**What is asked:**
Write out the complete material exactly as it stands.
○ ○ ○ ○ ○ ○ ○
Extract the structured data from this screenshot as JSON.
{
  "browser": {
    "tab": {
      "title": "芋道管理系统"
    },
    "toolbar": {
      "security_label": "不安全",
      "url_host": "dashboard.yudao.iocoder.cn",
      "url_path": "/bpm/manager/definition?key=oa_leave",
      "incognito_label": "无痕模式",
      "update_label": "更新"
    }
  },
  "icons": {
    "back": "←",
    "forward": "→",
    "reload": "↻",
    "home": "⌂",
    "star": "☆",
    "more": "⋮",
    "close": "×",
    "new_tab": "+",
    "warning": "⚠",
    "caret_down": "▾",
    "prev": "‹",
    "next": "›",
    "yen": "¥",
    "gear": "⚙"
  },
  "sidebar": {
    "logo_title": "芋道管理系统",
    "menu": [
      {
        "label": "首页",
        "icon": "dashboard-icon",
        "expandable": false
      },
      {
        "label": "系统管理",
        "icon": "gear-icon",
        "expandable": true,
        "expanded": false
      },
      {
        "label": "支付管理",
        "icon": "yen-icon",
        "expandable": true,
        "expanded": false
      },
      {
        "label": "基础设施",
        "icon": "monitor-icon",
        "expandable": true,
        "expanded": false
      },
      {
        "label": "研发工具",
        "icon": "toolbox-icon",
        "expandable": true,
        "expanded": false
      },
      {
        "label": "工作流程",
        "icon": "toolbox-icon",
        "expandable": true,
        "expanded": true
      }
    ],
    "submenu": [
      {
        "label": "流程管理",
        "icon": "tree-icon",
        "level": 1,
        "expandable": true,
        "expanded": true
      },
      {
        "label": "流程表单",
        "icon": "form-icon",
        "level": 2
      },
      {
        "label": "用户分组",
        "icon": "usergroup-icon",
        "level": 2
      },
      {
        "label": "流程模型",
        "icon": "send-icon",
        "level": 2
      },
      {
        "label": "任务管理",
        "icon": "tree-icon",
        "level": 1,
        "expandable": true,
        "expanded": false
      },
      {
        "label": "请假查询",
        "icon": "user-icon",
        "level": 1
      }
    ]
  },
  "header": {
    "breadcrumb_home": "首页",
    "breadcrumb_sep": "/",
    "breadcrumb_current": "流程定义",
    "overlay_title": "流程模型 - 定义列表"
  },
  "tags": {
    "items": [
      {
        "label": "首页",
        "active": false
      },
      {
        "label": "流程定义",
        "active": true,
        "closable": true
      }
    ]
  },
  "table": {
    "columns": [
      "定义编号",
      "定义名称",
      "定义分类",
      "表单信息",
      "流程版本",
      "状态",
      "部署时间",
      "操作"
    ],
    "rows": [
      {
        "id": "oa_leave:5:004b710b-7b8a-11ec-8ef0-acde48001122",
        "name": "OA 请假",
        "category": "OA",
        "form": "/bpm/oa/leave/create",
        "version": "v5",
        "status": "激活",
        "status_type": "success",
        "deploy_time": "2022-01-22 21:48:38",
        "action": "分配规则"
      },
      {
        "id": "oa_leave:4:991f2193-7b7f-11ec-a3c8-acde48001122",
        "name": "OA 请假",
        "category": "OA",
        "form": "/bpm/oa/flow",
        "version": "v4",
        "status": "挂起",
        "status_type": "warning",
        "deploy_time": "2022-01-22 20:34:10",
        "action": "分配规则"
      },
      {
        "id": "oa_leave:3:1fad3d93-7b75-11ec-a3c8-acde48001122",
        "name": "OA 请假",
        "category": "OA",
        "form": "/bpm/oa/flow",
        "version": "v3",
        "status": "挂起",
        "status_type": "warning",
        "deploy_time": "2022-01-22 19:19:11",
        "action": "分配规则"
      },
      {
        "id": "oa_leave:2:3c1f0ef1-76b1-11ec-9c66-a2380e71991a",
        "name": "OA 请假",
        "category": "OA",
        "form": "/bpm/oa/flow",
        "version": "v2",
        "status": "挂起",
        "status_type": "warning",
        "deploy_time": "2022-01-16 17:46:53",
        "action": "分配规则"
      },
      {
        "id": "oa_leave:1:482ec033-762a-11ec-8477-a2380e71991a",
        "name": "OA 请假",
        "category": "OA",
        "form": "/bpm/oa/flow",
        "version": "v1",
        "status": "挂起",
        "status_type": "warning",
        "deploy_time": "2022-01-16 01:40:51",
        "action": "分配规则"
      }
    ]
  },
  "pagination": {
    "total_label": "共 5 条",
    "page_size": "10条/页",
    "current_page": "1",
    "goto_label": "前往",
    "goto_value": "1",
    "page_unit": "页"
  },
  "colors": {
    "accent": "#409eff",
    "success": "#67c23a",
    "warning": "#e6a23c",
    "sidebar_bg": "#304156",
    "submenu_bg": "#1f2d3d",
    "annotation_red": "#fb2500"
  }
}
○ ○ ○ ○ ○ ○ ○
**Result of the exercise:**
Extract the structured data from this screenshot as JSON.
{
  "browser": {
    "tab": {
      "title": "芋道管理系统"
    },
    "toolbar": {
      "security_label": "不安全",
      "url_host": "dashboard.yudao.iocoder.cn",
      "url_path": "/bpm/manager/definition?key=oa_leave",
      "incognito_label": "无痕模式",
      "update_label": "更新"
    }
  },
  "icons": {
    "back": "←",
    "forward": "→",
    "reload": "↻",
    "home": "⌂",
    "star": "☆",
    "more": "⋮",
    "close": "×",
    "new_tab": "+",
    "warning": "⚠",
    "caret_down": "▾",
    "prev": "‹",
    "next": "›",
    "yen": "¥",
    "gear": "⚙"
  },
  "sidebar": {
    "logo_title": "芋道管理系统",
    "menu": [
      {
        "label": "首页",
        "icon": "dashboard-icon",
        "expandable": false
      },
      {
        "label": "系统管理",
        "icon": "gear-icon",
        "expandable": true,
        "expanded": false
      },
      {
        "label": "支付管理",
        "icon": "yen-icon",
        "expandable": true,
        "expanded": false
      },
      {
        "label": "基础设施",
        "icon": "monitor-icon",
        "expandable": true,
        "expanded": false
      },
      {
        "label": "研发工具",
        "icon": "toolbox-icon",
        "expandable": true,
        "expanded": false
      },
      {
        "label": "工作流程",
        "icon": "toolbox-icon",
        "expandable": true,
        "expanded": true
      }
    ],
    "submenu": [
      {
        "label": "流程管理",
        "icon": "tree-icon",
        "level": 1,
        "expandable": true,
        "expanded": true
      },
      {
        "label": "流程表单",
        "icon": "form-icon",
        "level": 2
      },
      {
        "label": "用户分组",
        "icon": "usergroup-icon",
        "level": 2
      },
      {
        "label": "流程模型",
        "icon": "send-icon",
        "level": 2
      },
      {
        "label": "任务管理",
        "icon": "tree-icon",
        "level": 1,
        "expandable": true,
        "expanded": false
      },
      {
        "label": "请假查询",
        "icon": "user-icon",
        "level": 1
      }
    ]
  },
  "header": {
    "breadcrumb_home": "首页",
    "breadcrumb_sep": "/",
    "breadcrumb_current": "流程定义",
    "overlay_title": "流程模型 - 定义列表"
  },
  "tags": {
    "items": [
      {
        "label": "首页",
        "active": false
      },
      {
        "label": "流程定义",
        "active": true,
        "closable": true
      }
    ]
  },
  "table": {
    "columns": [
      "定义编号",
      "定义名称",
      "定义分类",
      "表单信息",
      "流程版本",
      "状态",
      "部署时间",
      "操作"
    ],
    "rows": [
      {
        "id": "oa_leave:5:004b710b-7b8a-11ec-8ef0-acde48001122",
        "name": "OA 请假",
        "category": "OA",
        "form": "/bpm/oa/leave/create",
        "version": "v5",
        "status": "激活",
        "status_type": "success",
        "deploy_time": "2022-01-22 21:48:38",
        "action": "分配规则"
      },
      {
        "id": "oa_leave:4:991f2193-7b7f-11ec-a3c8-acde48001122",
        "name": "OA 请假",
        "category": "OA",
        "form": "/bpm/oa/flow",
        "version": "v4",
        "status": "挂起",
        "status_type": "warning",
        "deploy_time": "2022-01-22 20:34:10",
        "action": "分配规则"
      },
      {
        "id": "oa_leave:3:1fad3d93-7b75-11ec-a3c8-acde48001122",
        "name": "OA 请假",
        "category": "OA",
        "form": "/bpm/oa/flow",
        "version": "v3",
        "status": "挂起",
        "status_type": "warning",
        "deploy_time": "2022-01-22 19:19:11",
        "action": "分配规则"
      },
      {
        "id": "oa_leave:2:3c1f0ef1-76b1-11ec-9c66-a2380e71991a",
        "name": "OA 请假",
        "category": "OA",
        "form": "/bpm/oa/flow",
        "version": "v2",
        "status": "挂起",
        "status_type": "warning",
        "deploy_time": "2022-01-16 17:46:53",
        "action": "分配规则"
      },
      {
        "id": "oa_leave:1:482ec033-762a-11ec-8477-a2380e71991a",
        "name": "OA 请假",
        "category": "OA",
        "form": "/bpm/oa/flow",
        "version": "v1",
        "status": "挂起",
        "status_type": "warning",
        "deploy_time": "2022-01-16 01:40:51",
        "action": "分配规则"
      }
    ]
  },
  "pagination": {
    "total_label": "共 5 条",
    "page_size": "10条/页",
    "current_page": "1",
    "goto_label": "前往",
    "goto_value": "1",
    "page_unit": "页"
  },
  "colors": {
    "accent": "#409eff",
    "success": "#67c23a",
    "warning": "#e6a23c",
    "sidebar_bg": "#304156",
    "submenu_bg": "#1f2d3d",
    "annotation_red": "#fb2500"
  }
}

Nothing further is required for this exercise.